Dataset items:

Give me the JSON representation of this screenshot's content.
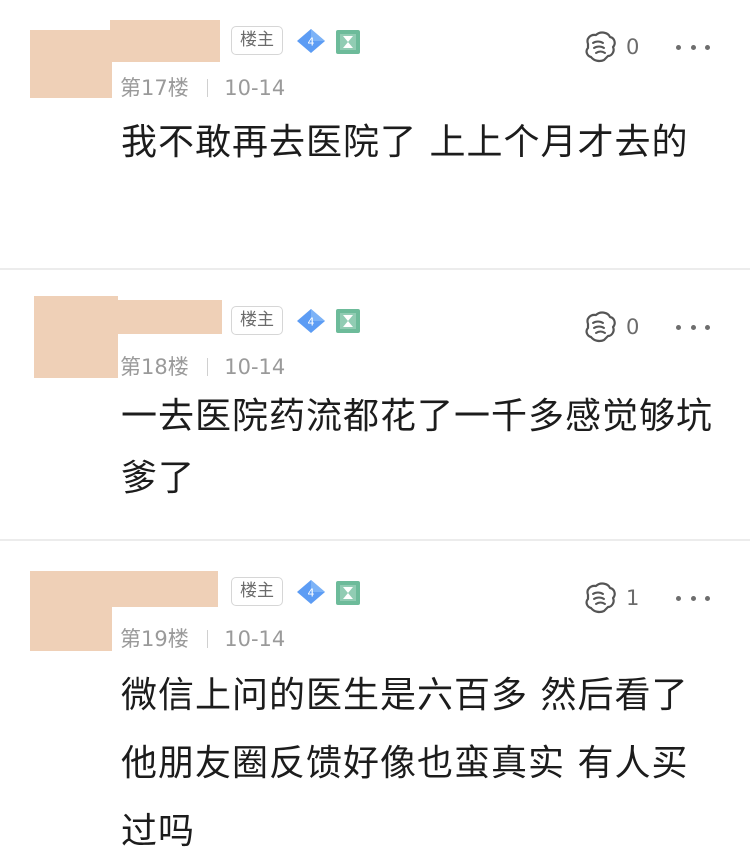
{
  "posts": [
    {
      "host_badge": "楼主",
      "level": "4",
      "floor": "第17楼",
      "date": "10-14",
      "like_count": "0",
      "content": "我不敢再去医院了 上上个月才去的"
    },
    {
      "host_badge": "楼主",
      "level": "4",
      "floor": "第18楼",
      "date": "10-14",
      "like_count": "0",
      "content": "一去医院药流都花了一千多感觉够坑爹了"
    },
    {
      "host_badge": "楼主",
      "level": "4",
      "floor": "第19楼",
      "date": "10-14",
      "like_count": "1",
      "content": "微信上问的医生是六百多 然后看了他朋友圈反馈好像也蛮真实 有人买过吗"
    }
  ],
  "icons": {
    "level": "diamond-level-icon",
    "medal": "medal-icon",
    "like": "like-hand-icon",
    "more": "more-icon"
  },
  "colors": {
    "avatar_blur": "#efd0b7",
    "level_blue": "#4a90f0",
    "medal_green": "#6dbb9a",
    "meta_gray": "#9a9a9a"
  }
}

■ **Exercise task**: Copy every line from the records above that contains the word "content".

■ **Answer**:
Give me the JSON representation of this screenshot's content.
      "content": "我不敢再去医院了 上上个月才去的"
      "content": "一去医院药流都花了一千多感觉够坑爹了"
      "content": "微信上问的医生是六百多 然后看了他朋友圈反馈好像也蛮真实 有人买过吗"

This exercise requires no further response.